_Directions for this task_
Scan the data. Collect each line that contains the word "Mississippi".

--- begin Material for this exercise ---

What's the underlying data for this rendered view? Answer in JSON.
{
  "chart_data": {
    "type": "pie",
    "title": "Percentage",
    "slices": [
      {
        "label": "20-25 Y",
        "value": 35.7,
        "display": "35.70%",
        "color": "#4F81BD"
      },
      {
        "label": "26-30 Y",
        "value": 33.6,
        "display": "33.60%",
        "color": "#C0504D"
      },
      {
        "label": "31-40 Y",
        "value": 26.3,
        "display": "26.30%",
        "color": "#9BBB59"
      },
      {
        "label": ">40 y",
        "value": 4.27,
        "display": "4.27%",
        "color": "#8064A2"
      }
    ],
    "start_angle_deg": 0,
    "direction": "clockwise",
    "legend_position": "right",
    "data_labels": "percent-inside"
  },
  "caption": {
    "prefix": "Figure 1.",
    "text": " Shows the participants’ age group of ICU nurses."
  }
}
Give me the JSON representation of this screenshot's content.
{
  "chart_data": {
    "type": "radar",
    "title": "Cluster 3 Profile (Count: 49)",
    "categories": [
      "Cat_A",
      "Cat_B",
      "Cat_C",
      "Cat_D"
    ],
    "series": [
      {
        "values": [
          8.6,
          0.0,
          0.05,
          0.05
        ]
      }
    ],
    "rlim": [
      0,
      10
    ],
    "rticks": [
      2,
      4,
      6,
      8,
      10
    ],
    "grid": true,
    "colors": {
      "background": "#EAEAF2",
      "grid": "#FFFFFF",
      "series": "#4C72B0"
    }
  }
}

--- end Material for this exercise ---
--- begin Material for this exercise ---

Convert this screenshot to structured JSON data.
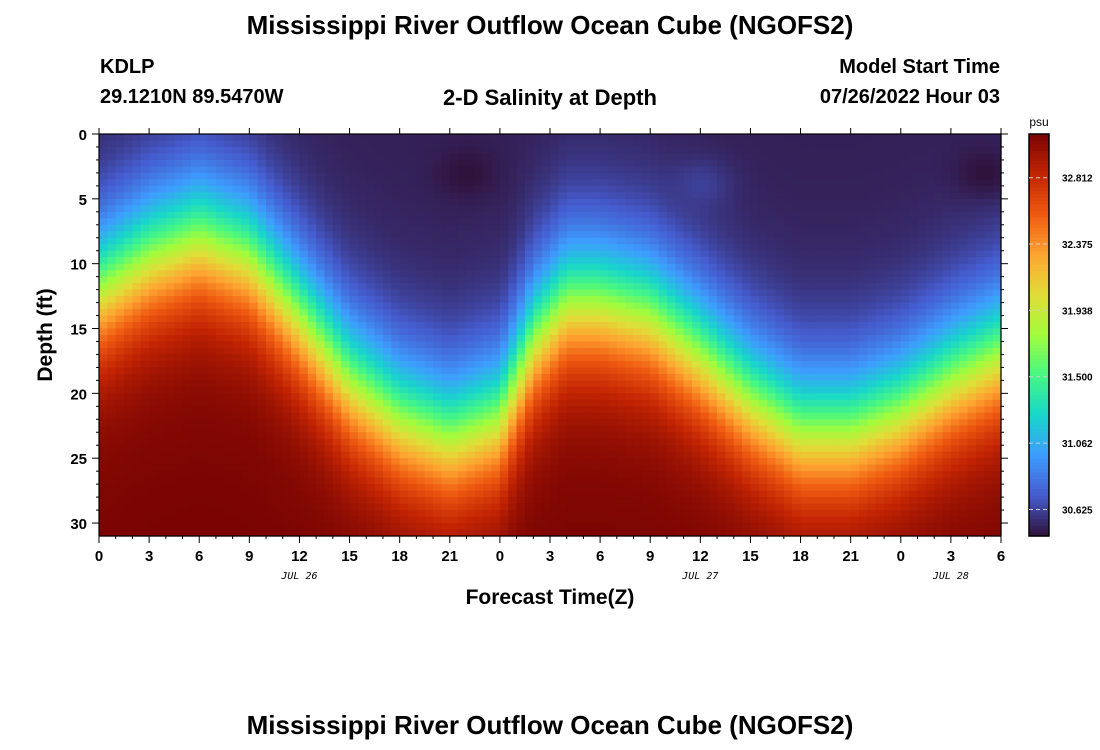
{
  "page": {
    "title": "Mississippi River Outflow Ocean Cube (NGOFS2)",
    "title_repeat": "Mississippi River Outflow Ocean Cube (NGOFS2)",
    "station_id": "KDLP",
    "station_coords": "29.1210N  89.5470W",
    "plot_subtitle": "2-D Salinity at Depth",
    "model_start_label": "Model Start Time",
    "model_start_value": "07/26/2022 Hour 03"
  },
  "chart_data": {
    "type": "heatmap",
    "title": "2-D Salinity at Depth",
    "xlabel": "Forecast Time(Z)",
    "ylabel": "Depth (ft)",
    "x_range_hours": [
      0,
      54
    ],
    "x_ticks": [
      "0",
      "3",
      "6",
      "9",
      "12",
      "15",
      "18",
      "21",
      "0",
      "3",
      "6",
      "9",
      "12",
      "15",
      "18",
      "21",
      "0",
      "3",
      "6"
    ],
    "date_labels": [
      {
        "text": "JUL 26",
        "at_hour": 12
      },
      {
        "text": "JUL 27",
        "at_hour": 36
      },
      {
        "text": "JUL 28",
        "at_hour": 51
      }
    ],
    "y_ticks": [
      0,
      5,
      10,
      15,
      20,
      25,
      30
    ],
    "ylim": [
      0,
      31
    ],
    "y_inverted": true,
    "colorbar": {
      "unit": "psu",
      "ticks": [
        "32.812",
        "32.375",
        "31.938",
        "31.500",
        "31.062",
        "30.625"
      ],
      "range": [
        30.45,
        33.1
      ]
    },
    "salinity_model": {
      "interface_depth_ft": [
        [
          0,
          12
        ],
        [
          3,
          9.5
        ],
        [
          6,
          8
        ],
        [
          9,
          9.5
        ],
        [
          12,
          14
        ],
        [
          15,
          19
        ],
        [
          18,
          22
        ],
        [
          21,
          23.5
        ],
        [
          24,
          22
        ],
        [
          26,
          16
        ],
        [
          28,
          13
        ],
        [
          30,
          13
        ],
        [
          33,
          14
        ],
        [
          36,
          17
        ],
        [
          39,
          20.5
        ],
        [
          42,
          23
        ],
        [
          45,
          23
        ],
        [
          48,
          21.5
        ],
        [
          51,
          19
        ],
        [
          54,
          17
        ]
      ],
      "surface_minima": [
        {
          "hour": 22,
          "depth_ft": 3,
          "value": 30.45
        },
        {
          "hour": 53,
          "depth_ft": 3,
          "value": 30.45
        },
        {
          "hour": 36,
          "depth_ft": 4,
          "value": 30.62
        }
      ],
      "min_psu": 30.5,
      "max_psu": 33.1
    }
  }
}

--- end Material for this exercise ---

_Reply to the exercise_
    "title": "Mississippi River Outflow Ocean Cube (NGOFS2)",
    "title_repeat": "Mississippi River Outflow Ocean Cube (NGOFS2)",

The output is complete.